OBJECTIVE:
Look through the records below and collect all lines that hold the string "suis".

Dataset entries
## begin
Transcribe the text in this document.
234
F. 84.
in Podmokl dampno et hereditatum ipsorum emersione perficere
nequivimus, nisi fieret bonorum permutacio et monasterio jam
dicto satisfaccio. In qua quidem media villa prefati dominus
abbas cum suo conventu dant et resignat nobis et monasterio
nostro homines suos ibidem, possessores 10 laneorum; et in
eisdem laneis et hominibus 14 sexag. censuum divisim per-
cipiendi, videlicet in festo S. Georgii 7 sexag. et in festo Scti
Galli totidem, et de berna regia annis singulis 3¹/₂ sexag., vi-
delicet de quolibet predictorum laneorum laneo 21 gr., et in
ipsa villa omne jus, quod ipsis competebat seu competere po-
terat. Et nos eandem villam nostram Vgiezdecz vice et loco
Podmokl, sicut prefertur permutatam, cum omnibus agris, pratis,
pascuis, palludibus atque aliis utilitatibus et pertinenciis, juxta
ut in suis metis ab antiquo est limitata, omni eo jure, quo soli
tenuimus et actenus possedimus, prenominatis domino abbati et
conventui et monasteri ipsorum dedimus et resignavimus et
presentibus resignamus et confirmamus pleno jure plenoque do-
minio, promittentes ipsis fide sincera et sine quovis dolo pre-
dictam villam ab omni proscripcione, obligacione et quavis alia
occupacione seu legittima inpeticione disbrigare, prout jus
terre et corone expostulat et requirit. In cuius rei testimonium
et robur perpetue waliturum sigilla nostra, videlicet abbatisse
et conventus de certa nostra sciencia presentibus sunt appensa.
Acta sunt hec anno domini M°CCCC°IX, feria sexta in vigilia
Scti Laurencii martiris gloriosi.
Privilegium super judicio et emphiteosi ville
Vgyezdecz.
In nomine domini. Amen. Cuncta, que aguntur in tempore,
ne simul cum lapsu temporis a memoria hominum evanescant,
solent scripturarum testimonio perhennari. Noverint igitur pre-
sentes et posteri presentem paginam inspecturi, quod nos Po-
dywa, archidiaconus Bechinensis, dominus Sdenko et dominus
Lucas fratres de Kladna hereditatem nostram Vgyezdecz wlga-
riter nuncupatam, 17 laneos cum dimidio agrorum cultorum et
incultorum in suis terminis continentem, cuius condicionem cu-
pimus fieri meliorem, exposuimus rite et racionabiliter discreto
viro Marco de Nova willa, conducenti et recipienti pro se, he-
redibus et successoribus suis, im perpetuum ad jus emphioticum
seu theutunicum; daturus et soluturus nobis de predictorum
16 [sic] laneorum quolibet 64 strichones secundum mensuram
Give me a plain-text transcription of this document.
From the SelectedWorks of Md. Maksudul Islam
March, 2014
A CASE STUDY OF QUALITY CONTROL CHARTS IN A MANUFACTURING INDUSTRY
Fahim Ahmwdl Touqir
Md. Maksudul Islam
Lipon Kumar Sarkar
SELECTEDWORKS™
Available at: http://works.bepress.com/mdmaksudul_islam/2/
## end
SOLUTION TO THIS EXERCISE:
ut in suis metis ab antiquo est limitata, omni eo jure, quo soli
incultorum in suis terminis continentem, cuius condicionem cu-
redibus et successoribus suis, im perpetuum ad jus emphioticum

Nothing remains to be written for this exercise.